Recorded data
----------------

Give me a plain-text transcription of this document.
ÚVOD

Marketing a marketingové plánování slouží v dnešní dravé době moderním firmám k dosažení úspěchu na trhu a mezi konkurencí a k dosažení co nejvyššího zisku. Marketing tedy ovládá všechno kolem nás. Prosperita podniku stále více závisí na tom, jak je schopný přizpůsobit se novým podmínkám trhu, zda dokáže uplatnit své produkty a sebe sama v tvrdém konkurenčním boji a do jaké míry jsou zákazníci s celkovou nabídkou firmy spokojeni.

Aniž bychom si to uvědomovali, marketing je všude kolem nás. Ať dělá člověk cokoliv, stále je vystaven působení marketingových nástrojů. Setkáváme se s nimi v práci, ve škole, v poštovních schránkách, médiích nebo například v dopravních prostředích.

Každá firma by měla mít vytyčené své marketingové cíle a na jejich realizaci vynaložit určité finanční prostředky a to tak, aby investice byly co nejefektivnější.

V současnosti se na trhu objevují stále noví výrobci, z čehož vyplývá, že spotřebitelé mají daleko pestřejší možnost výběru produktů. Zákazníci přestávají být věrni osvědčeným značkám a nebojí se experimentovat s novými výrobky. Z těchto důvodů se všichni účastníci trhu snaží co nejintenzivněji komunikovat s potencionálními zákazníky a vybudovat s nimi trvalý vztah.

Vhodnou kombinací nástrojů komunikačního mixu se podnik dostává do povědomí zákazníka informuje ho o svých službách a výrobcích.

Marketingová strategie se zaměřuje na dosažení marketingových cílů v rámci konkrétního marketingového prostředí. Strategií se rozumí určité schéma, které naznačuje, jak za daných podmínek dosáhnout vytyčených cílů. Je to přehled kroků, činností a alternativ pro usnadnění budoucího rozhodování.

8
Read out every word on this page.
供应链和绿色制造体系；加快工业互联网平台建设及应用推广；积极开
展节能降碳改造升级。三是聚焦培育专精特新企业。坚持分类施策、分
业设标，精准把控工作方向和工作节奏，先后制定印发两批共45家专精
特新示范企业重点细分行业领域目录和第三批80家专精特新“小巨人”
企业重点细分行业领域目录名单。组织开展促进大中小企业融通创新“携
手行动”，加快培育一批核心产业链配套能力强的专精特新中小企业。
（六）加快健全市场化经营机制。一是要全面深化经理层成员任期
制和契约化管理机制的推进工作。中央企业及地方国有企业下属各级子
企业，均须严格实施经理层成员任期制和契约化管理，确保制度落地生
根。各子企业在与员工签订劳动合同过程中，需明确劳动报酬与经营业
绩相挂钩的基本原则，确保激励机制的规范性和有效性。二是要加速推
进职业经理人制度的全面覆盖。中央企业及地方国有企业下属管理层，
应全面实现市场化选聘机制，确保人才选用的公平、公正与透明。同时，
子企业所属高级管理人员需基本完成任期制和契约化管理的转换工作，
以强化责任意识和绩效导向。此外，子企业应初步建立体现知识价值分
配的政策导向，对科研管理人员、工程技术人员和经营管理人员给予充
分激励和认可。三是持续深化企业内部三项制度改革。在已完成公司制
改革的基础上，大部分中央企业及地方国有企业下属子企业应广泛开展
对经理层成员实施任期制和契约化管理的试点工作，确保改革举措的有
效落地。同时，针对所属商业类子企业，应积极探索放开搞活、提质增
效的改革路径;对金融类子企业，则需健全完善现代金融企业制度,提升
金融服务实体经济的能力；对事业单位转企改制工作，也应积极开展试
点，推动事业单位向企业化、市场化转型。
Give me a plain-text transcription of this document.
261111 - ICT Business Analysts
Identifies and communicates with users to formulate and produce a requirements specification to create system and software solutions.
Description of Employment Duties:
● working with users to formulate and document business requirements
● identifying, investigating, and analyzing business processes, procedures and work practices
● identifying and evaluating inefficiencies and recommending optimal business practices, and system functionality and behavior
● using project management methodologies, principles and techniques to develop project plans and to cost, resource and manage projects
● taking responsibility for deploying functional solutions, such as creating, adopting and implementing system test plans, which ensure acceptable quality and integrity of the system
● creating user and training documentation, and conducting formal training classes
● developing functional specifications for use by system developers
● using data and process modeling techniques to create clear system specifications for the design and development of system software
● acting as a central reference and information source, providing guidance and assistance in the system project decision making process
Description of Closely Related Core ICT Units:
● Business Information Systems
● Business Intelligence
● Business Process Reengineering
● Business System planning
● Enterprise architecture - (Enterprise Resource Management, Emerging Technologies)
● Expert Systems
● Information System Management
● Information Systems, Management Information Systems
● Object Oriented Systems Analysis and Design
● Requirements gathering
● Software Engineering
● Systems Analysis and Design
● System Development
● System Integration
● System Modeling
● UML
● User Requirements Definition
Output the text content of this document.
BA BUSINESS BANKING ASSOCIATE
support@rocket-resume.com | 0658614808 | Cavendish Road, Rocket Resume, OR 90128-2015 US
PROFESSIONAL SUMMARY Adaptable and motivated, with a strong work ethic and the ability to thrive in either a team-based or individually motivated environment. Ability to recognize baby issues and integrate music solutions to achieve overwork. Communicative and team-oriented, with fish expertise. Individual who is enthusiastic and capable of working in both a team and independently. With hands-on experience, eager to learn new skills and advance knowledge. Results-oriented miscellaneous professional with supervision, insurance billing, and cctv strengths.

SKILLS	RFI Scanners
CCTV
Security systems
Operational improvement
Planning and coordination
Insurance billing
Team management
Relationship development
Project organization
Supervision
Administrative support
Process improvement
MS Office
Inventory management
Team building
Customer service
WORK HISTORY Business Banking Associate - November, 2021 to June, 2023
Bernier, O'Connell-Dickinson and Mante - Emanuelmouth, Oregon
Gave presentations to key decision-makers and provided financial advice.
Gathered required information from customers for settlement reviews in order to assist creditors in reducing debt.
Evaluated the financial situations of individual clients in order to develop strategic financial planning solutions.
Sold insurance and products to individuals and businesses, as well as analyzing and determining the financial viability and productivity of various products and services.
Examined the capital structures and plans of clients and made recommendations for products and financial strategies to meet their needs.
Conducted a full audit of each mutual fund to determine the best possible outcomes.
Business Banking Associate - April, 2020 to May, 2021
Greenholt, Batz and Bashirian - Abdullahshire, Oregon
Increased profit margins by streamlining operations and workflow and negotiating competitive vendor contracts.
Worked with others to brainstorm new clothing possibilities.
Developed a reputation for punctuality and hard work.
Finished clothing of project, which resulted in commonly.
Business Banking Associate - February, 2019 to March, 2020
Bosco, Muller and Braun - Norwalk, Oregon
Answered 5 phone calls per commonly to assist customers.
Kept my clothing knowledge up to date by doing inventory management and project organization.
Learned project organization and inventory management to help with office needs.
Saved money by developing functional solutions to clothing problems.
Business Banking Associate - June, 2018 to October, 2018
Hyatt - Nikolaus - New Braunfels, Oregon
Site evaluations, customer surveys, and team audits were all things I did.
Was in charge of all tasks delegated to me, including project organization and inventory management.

----------------

## Written problem
Gather each line of the listing that holds the string "financial".

## Correct answer
Gave presentations to key decision-makers and provided financial advice.
Evaluated the financial situations of individual clients in order to develop strategic financial planning solutions.
Sold insurance and products to individuals and businesses, as well as analyzing and determining the financial viability and productivity of various products and services.
Examined the capital structures and plans of clients and made recommendations for products and financial strategies to meet their needs.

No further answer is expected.